◆ **Dataset content**:
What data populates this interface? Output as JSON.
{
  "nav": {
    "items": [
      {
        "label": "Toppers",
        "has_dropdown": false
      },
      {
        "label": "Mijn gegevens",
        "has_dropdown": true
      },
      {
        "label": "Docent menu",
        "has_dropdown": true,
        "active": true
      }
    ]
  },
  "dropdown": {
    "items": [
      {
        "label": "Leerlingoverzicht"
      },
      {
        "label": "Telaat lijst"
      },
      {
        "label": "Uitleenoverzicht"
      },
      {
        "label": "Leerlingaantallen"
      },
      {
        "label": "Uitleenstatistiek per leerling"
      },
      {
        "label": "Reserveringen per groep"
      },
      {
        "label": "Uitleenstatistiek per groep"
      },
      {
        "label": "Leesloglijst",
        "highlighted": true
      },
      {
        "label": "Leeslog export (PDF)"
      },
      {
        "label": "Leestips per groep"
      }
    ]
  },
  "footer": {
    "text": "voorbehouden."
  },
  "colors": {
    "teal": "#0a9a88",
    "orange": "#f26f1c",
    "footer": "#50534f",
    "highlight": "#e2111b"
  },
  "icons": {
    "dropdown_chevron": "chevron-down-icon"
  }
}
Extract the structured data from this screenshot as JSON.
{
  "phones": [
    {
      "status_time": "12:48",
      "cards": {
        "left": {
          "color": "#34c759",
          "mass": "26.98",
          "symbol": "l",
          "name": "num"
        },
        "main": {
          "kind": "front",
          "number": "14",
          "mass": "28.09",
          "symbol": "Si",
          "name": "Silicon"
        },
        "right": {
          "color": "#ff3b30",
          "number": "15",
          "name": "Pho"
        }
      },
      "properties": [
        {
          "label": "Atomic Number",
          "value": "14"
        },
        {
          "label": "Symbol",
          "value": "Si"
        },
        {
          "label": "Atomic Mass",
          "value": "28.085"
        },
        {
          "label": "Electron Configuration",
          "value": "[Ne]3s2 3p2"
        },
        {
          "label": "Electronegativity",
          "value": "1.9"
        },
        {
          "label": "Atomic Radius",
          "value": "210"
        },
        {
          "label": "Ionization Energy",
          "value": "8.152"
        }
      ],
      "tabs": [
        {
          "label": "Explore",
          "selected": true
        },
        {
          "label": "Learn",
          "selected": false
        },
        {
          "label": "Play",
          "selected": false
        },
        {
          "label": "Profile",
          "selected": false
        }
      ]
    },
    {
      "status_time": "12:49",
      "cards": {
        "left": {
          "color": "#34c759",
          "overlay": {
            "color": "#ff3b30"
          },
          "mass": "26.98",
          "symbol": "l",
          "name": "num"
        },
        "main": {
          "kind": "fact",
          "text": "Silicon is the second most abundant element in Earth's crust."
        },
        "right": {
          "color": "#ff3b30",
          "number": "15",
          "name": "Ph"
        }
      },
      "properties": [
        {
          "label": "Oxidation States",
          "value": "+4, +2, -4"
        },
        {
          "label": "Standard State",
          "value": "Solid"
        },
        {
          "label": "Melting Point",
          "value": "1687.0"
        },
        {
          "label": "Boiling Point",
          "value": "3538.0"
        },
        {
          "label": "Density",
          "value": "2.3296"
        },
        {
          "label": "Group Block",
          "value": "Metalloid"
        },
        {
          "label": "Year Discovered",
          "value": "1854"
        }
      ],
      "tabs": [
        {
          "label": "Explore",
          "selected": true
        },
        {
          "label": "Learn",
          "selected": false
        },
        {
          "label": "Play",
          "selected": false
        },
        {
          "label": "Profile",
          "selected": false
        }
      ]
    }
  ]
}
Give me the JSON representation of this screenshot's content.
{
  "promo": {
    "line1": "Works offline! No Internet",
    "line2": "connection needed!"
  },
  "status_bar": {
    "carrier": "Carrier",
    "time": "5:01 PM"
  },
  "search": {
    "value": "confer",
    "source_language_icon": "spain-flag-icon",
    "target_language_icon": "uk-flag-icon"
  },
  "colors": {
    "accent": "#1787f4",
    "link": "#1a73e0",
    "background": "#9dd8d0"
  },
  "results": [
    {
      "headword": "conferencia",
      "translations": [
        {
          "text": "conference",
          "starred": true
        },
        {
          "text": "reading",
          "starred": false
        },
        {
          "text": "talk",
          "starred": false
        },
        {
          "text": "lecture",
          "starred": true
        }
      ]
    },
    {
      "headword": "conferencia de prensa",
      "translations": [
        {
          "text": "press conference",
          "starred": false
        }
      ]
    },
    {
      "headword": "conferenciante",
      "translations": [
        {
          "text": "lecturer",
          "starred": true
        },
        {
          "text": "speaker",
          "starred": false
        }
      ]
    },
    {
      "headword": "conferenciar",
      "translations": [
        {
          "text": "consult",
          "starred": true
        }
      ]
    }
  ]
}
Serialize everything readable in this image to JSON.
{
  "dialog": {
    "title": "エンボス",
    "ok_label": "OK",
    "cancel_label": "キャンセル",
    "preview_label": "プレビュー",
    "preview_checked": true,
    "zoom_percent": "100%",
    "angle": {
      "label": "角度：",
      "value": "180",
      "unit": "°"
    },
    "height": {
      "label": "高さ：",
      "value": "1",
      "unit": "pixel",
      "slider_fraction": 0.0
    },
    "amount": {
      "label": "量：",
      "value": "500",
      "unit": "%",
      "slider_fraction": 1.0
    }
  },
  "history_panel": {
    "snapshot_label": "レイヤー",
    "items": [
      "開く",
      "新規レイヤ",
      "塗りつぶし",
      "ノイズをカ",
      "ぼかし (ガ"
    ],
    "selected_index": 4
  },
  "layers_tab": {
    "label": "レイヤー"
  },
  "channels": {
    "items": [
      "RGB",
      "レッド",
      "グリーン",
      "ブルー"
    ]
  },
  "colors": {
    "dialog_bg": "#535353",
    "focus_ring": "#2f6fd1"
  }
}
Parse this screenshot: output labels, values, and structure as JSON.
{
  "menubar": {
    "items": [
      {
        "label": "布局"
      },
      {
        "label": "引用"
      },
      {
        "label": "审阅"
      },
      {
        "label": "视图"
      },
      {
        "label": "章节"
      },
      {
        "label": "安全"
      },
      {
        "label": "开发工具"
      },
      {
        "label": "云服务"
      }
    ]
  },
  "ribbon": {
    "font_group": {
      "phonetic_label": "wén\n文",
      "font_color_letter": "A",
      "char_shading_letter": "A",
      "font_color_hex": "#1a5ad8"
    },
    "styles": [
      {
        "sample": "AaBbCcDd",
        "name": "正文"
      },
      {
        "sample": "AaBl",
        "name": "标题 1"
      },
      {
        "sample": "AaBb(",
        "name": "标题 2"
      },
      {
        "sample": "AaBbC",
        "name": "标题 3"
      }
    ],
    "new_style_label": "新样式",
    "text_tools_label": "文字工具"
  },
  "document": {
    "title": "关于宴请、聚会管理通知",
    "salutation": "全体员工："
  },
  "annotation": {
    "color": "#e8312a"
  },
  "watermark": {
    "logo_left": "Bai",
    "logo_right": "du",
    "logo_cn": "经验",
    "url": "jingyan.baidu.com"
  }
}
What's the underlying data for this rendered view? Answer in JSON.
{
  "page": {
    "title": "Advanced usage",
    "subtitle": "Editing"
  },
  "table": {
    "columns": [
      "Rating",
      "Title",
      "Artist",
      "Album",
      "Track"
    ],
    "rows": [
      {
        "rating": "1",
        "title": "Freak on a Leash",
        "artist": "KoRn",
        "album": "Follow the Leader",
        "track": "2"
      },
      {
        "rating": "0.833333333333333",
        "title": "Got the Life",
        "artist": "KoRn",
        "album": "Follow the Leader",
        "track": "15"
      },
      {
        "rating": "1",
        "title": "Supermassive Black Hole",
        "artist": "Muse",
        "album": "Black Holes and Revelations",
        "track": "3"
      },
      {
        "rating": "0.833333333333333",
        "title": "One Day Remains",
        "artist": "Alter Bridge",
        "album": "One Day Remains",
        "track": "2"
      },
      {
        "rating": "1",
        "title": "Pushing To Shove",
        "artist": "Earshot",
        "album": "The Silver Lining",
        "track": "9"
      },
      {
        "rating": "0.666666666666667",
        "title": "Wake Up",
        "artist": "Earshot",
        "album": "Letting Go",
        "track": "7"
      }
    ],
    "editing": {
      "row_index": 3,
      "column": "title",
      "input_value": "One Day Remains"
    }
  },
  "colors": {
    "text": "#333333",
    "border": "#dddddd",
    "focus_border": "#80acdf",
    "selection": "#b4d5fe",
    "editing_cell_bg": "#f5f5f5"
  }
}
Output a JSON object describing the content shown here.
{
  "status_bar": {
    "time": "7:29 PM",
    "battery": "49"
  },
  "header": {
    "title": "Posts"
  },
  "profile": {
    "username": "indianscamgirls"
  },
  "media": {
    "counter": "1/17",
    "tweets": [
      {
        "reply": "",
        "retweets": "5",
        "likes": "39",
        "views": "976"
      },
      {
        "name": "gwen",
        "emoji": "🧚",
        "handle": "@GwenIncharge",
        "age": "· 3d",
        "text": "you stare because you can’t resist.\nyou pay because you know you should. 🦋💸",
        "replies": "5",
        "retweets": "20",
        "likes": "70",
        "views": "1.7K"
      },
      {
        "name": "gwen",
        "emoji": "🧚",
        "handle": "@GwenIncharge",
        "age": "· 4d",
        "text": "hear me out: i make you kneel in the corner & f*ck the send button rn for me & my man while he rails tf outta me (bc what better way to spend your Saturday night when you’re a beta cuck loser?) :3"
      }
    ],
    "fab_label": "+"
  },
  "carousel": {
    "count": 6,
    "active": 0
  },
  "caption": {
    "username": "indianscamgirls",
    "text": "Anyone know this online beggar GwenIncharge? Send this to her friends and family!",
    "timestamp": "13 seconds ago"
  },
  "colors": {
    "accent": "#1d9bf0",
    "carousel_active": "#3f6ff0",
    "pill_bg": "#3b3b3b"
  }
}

◆ **Task goal**: Copy each line of the preceding data that contains the string "username".

◆ **Written response**:
    "username": "indianscamgirls"
    "username": "indianscamgirls",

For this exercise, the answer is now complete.